The records —

· · · ·

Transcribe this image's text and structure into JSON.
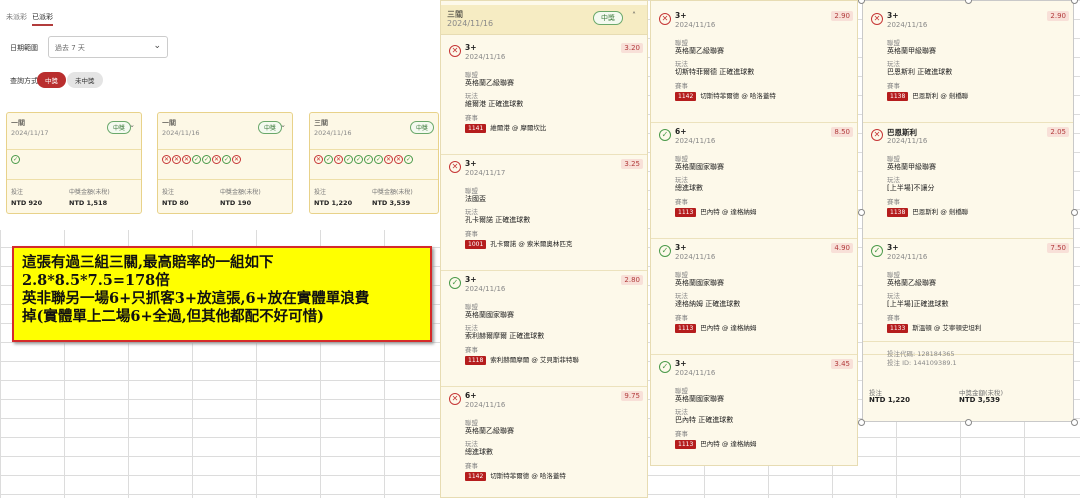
{
  "left": {
    "tabs": [
      "未派彩",
      "已派彩"
    ],
    "date_label": "日期範圍",
    "date_value": "過去 7 天",
    "method_label": "查詢方式",
    "pill_on": "中獎",
    "pill_off": "未中獎"
  },
  "summary_cards": [
    {
      "title": "一關",
      "date": "2024/11/17",
      "badge": "中獎",
      "icons": [
        "win"
      ],
      "stake_label": "投注",
      "stake": "NTD 920",
      "win_label": "中獎金額(未稅)",
      "win": "NTD 1,518"
    },
    {
      "title": "一關",
      "date": "2024/11/16",
      "badge": "中獎",
      "icons": [
        "lose",
        "lose",
        "lose",
        "win",
        "win",
        "lose",
        "win",
        "lose"
      ],
      "stake_label": "投注",
      "stake": "NTD 80",
      "win_label": "中獎金額(未稅)",
      "win": "NTD 190"
    },
    {
      "title": "三關",
      "date": "2024/11/16",
      "badge": "中獎",
      "icons": [
        "lose",
        "win",
        "lose",
        "win",
        "win",
        "win",
        "win",
        "lose",
        "lose",
        "win"
      ],
      "stake_label": "投注",
      "stake": "NTD 1,220",
      "win_label": "中獎金額(未稅)",
      "win": "NTD 3,539"
    }
  ],
  "note": {
    "lines": [
      "這張有過三組三關,最高賠率的一組如下",
      "2.8*8.5*7.5=178倍",
      "英非聯另一場6+只抓客3+放這張,6+放在實體單浪費",
      "掉(實體單上二場6+全過,但其他都配不好可惜)"
    ]
  },
  "col1": {
    "title": "三關",
    "date": "2024/11/16",
    "badge": "中獎",
    "legs": [
      {
        "status": "lose",
        "pick": "3+",
        "date": "2024/11/16",
        "odds": "3.20",
        "league_label": "聯盟",
        "league": "英格蘭乙級聯賽",
        "play_label": "玩法",
        "play": "維爾港 正確進球數",
        "match_label": "賽事",
        "match_id": "1141",
        "match": "維爾港 @ 摩爾坎比"
      },
      {
        "status": "lose",
        "pick": "3+",
        "date": "2024/11/17",
        "odds": "3.25",
        "league_label": "聯盟",
        "league": "法國盃",
        "play_label": "玩法",
        "play": "孔卡爾諾 正確進球數",
        "match_label": "賽事",
        "match_id": "1001",
        "match": "孔卡爾諾 @ 索米爾奧林匹克"
      },
      {
        "status": "win",
        "pick": "3+",
        "date": "2024/11/16",
        "odds": "2.80",
        "league_label": "聯盟",
        "league": "英格蘭國家聯賽",
        "play_label": "玩法",
        "play": "索利赫爾摩爾 正確進球數",
        "match_label": "賽事",
        "match_id": "1118",
        "match": "索利赫爾摩爾 @ 艾貝斯菲特聯"
      },
      {
        "status": "lose",
        "pick": "6+",
        "date": "2024/11/16",
        "odds": "9.75",
        "league_label": "聯盟",
        "league": "英格蘭乙級聯賽",
        "play_label": "玩法",
        "play": "總進球數",
        "match_label": "賽事",
        "match_id": "1142",
        "match": "切斯特菲爾德 @ 哈洛蓋特"
      }
    ]
  },
  "col2": {
    "legs": [
      {
        "status": "lose",
        "pick": "3+",
        "date": "2024/11/16",
        "odds": "2.90",
        "league_label": "聯盟",
        "league": "英格蘭乙級聯賽",
        "play_label": "玩法",
        "play": "切斯特菲爾德 正確進球數",
        "match_label": "賽事",
        "match_id": "1142",
        "match": "切斯特菲爾德 @ 哈洛蓋特"
      },
      {
        "status": "win",
        "pick": "6+",
        "date": "2024/11/16",
        "odds": "8.50",
        "league_label": "聯盟",
        "league": "英格蘭國家聯賽",
        "play_label": "玩法",
        "play": "總進球數",
        "match_label": "賽事",
        "match_id": "1113",
        "match": "巴內特 @ 達格納姆"
      },
      {
        "status": "win",
        "pick": "3+",
        "date": "2024/11/16",
        "odds": "4.90",
        "league_label": "聯盟",
        "league": "英格蘭國家聯賽",
        "play_label": "玩法",
        "play": "達格納姆 正確進球數",
        "match_label": "賽事",
        "match_id": "1113",
        "match": "巴內特 @ 達格納姆"
      },
      {
        "status": "win",
        "pick": "3+",
        "date": "2024/11/16",
        "odds": "3.45",
        "league_label": "聯盟",
        "league": "英格蘭國家聯賽",
        "play_label": "玩法",
        "play": "巴內特 正確進球數",
        "match_label": "賽事",
        "match_id": "1113",
        "match": "巴內特 @ 達格納姆"
      }
    ]
  },
  "col3": {
    "legs": [
      {
        "status": "lose",
        "pick": "3+",
        "date": "2024/11/16",
        "odds": "2.90",
        "league_label": "聯盟",
        "league": "英格蘭甲級聯賽",
        "play_label": "玩法",
        "play": "巴恩斯利 正確進球數",
        "match_label": "賽事",
        "match_id": "1138",
        "match": "巴恩斯利 @ 劍橋聯"
      },
      {
        "status": "lose",
        "pick": "巴恩斯利",
        "date": "2024/11/16",
        "odds": "2.05",
        "league_label": "聯盟",
        "league": "英格蘭甲級聯賽",
        "play_label": "玩法",
        "play": "[上半場]不讓分",
        "match_label": "賽事",
        "match_id": "1138",
        "match": "巴恩斯利 @ 劍橋聯"
      },
      {
        "status": "win",
        "pick": "3+",
        "date": "2024/11/16",
        "odds": "7.50",
        "league_label": "聯盟",
        "league": "英格蘭乙級聯賽",
        "play_label": "玩法",
        "play": "[上半場]正確進球數",
        "match_label": "賽事",
        "match_id": "1133",
        "match": "斯溫頓 @ 艾寧頓史坦利"
      }
    ],
    "code_label": "投注代碼: 128184365",
    "id_label": "投注 ID: 144109389.1",
    "stake_label": "投注",
    "stake": "NTD 1,220",
    "win_label": "中獎金額(未稅)",
    "win": "NTD 3,539"
  }
}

· · · ·

Task objective — Select and copy every line of the material that holds the string "odds".

The solution —
        "odds": "3.20",
        "odds": "3.25",
        "odds": "2.80",
        "odds": "9.75",
        "odds": "2.90",
        "odds": "8.50",
        "odds": "4.90",
        "odds": "3.45",
        "odds": "2.90",
        "odds": "2.05",
        "odds": "7.50",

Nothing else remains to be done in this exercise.